■ DIRECTION: Copy out every record below, word for word.
— BEGIN MATERIAL PROVIDED —
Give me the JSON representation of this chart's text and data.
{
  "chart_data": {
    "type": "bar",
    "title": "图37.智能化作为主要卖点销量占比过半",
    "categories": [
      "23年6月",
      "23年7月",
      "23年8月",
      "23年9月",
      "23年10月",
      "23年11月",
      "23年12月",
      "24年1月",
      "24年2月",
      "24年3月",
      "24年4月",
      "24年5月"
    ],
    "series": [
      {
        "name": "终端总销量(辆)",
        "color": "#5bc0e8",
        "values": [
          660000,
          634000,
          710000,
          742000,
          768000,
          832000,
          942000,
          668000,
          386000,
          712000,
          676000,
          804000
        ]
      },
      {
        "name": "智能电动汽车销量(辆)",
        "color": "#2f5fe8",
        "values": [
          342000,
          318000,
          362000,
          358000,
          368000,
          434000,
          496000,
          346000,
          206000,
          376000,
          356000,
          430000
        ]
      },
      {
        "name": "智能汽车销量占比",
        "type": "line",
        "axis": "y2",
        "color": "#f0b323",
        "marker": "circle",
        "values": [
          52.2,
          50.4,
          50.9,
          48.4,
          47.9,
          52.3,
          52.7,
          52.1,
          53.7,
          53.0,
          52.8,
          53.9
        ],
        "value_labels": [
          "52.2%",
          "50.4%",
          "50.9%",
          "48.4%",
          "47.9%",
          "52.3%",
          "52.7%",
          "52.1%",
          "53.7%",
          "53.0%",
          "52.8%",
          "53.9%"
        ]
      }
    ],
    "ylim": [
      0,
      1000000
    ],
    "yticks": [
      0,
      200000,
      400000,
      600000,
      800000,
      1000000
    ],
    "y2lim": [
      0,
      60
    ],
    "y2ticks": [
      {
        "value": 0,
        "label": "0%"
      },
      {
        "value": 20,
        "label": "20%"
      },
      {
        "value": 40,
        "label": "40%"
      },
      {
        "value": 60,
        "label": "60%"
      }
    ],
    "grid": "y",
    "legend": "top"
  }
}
— END MATERIAL PROVIDED —
■ EXERCISE ANSWER:
Give me the JSON representation of this chart's text and data.
{
  "chart_data": {
    "type": "bar",
    "title": "图37.智能化作为主要卖点销量占比过半",
    "categories": [
      "23年6月",
      "23年7月",
      "23年8月",
      "23年9月",
      "23年10月",
      "23年11月",
      "23年12月",
      "24年1月",
      "24年2月",
      "24年3月",
      "24年4月",
      "24年5月"
    ],
    "series": [
      {
        "name": "终端总销量(辆)",
        "color": "#5bc0e8",
        "values": [
          660000,
          634000,
          710000,
          742000,
          768000,
          832000,
          942000,
          668000,
          386000,
          712000,
          676000,
          804000
        ]
      },
      {
        "name": "智能电动汽车销量(辆)",
        "color": "#2f5fe8",
        "values": [
          342000,
          318000,
          362000,
          358000,
          368000,
          434000,
          496000,
          346000,
          206000,
          376000,
          356000,
          430000
        ]
      },
      {
        "name": "智能汽车销量占比",
        "type": "line",
        "axis": "y2",
        "color": "#f0b323",
        "marker": "circle",
        "values": [
          52.2,
          50.4,
          50.9,
          48.4,
          47.9,
          52.3,
          52.7,
          52.1,
          53.7,
          53.0,
          52.8,
          53.9
        ],
        "value_labels": [
          "52.2%",
          "50.4%",
          "50.9%",
          "48.4%",
          "47.9%",
          "52.3%",
          "52.7%",
          "52.1%",
          "53.7%",
          "53.0%",
          "52.8%",
          "53.9%"
        ]
      }
    ],
    "ylim": [
      0,
      1000000
    ],
    "yticks": [
      0,
      200000,
      400000,
      600000,
      800000,
      1000000
    ],
    "y2lim": [
      0,
      60
    ],
    "y2ticks": [
      {
        "value": 0,
        "label": "0%"
      },
      {
        "value": 20,
        "label": "20%"
      },
      {
        "value": 40,
        "label": "40%"
      },
      {
        "value": 60,
        "label": "60%"
      }
    ],
    "grid": "y",
    "legend": "top"
  }
}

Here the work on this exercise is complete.